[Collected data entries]
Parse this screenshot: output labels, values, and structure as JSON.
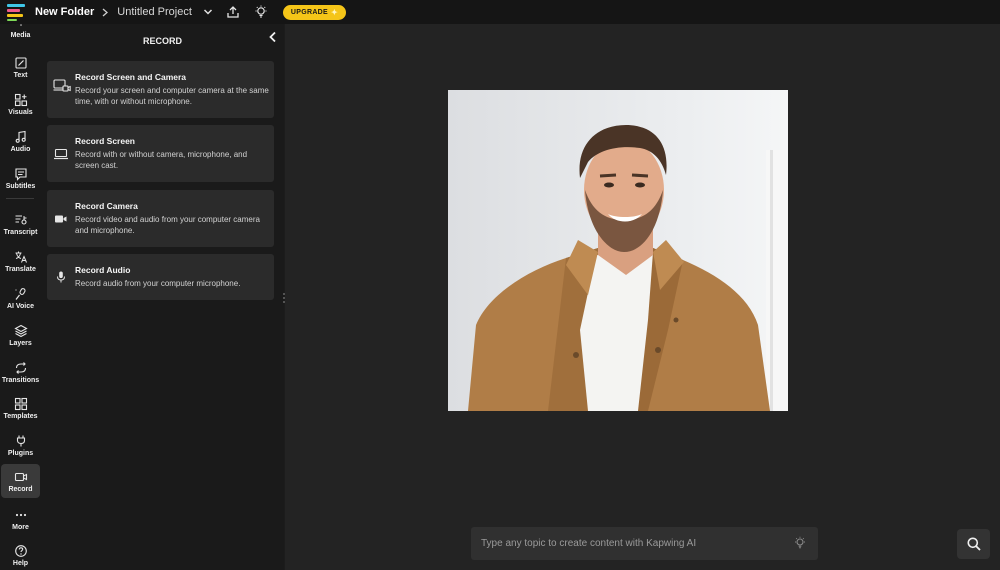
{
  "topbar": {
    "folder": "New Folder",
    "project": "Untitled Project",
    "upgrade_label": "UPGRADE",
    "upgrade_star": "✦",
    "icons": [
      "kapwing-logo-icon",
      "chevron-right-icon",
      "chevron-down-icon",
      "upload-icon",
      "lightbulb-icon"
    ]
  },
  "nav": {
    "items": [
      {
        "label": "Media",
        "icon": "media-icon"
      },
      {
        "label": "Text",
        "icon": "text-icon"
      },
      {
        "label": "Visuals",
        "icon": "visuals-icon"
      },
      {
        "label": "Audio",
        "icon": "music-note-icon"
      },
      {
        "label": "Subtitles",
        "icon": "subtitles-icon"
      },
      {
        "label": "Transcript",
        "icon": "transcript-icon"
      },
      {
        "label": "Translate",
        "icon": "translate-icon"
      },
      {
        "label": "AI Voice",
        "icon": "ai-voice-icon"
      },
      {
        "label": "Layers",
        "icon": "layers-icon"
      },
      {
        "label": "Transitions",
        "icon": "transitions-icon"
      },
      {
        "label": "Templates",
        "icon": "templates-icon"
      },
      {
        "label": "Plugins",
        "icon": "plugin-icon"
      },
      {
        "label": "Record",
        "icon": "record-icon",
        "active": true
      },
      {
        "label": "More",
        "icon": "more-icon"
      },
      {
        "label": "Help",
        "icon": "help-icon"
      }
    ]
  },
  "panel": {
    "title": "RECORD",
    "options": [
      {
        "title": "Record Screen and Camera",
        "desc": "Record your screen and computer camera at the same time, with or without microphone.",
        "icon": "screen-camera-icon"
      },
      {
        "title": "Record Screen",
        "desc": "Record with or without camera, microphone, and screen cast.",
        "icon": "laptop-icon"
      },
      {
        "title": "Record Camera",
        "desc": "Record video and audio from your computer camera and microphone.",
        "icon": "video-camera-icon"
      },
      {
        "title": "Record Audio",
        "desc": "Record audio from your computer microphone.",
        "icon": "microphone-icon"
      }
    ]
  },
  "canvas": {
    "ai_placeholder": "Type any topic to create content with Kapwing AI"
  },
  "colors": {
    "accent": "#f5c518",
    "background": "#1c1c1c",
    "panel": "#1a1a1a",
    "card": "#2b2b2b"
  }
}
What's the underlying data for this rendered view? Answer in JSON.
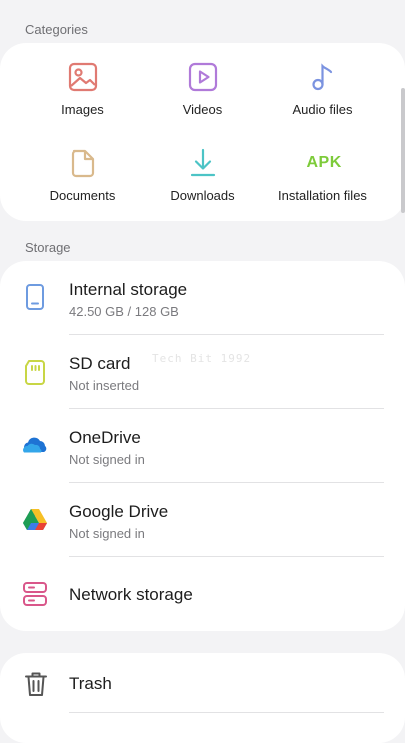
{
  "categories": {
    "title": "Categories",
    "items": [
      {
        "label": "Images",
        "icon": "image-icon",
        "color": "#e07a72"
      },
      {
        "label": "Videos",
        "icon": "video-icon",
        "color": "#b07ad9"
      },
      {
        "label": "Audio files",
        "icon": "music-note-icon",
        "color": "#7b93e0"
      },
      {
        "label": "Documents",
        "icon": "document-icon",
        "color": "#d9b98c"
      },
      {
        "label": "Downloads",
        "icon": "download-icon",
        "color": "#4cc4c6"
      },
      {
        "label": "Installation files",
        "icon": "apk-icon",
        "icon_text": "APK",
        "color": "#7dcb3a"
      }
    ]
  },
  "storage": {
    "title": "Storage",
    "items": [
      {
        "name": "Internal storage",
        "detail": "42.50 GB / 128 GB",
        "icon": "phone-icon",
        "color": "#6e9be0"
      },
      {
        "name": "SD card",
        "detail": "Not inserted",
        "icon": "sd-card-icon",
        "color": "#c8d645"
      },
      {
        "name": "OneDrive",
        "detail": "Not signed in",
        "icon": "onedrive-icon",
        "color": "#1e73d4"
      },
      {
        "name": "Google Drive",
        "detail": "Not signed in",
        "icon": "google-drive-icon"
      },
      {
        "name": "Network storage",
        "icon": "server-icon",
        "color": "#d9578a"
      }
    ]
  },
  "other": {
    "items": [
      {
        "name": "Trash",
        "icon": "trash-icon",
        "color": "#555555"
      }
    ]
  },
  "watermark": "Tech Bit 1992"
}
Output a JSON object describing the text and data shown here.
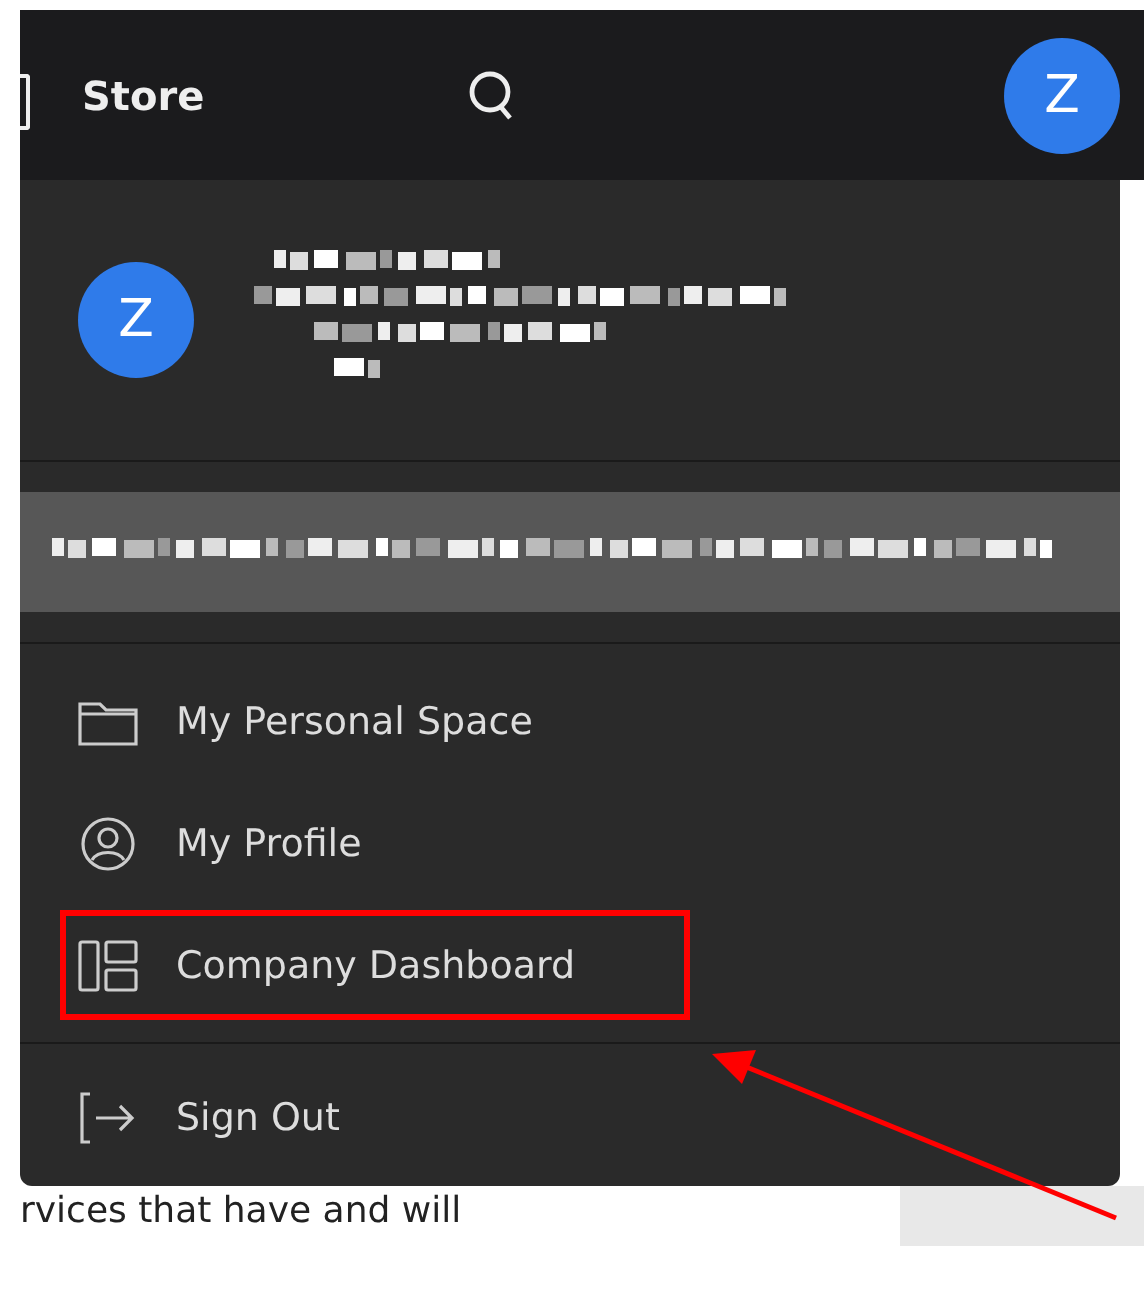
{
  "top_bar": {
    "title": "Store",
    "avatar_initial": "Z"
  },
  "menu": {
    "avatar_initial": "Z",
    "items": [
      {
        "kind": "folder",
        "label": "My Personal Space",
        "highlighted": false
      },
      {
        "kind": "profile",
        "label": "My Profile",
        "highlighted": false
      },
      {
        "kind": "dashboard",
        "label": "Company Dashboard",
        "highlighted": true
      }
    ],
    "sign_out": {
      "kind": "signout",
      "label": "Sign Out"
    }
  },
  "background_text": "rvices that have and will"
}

## PROBLEM REQUIREMENTS:
Which lines contain "files"? Show each of them.

## ANSWER:
        "label": "Audio files",
        "label": "Installation files",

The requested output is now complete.